▸ Requirements
Make an exact copy of the data below, leaving out every picture.

▸ Data to use
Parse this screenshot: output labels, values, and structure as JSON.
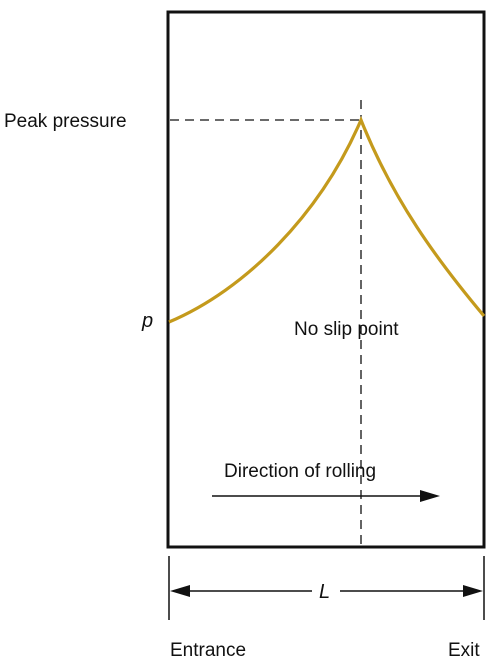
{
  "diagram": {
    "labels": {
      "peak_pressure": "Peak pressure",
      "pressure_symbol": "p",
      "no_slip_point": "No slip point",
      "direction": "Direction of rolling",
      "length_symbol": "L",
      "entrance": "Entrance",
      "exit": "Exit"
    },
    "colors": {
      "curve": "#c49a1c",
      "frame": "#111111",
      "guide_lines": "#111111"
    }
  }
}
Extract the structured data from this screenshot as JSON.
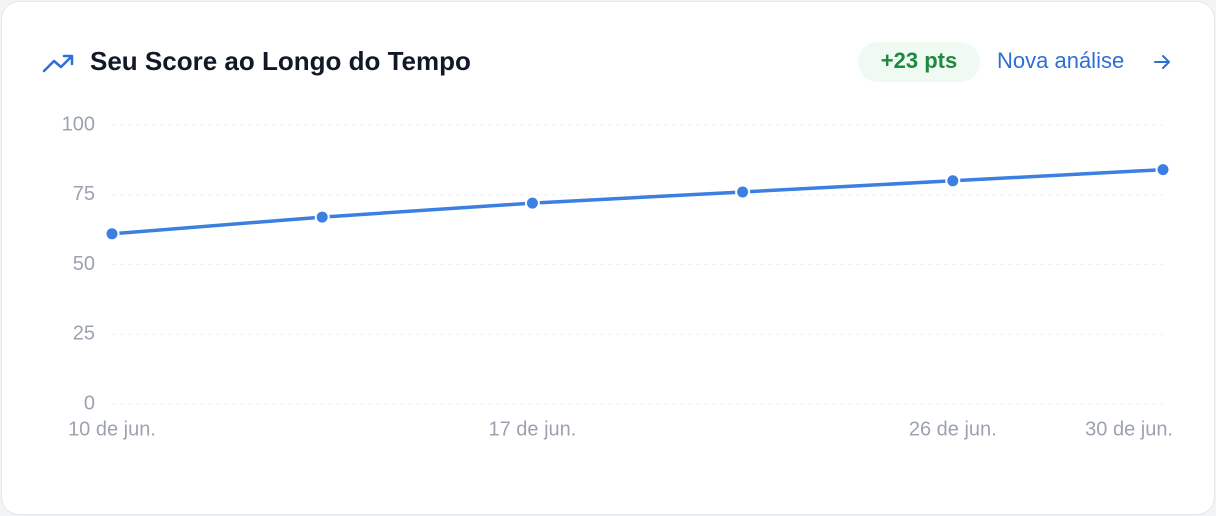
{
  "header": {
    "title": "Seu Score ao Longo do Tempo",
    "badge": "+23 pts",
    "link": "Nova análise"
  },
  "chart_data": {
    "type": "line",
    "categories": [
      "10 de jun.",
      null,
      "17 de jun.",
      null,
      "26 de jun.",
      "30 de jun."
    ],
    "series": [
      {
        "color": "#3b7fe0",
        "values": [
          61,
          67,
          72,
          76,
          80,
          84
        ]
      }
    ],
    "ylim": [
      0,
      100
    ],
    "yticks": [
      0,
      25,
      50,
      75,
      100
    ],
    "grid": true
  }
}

▸ Response
Parse this screenshot: output labels, values, and structure as JSON.
{
  "diagram": {
    "labels": {
      "peak_pressure": "Peak pressure",
      "pressure_symbol": "p",
      "no_slip_point": "No slip point",
      "direction": "Direction of rolling",
      "length_symbol": "L",
      "entrance": "Entrance",
      "exit": "Exit"
    },
    "colors": {
      "curve": "#c49a1c",
      "frame": "#111111",
      "guide_lines": "#111111"
    }
  }
}
Extract the structured data from this screenshot as JSON.
{
  "header": {
    "title": "Seu Score ao Longo do Tempo",
    "badge": "+23 pts",
    "link": "Nova análise"
  },
  "chart_data": {
    "type": "line",
    "categories": [
      "10 de jun.",
      null,
      "17 de jun.",
      null,
      "26 de jun.",
      "30 de jun."
    ],
    "series": [
      {
        "color": "#3b7fe0",
        "values": [
          61,
          67,
          72,
          76,
          80,
          84
        ]
      }
    ],
    "ylim": [
      0,
      100
    ],
    "yticks": [
      0,
      25,
      50,
      75,
      100
    ],
    "grid": true
  }
}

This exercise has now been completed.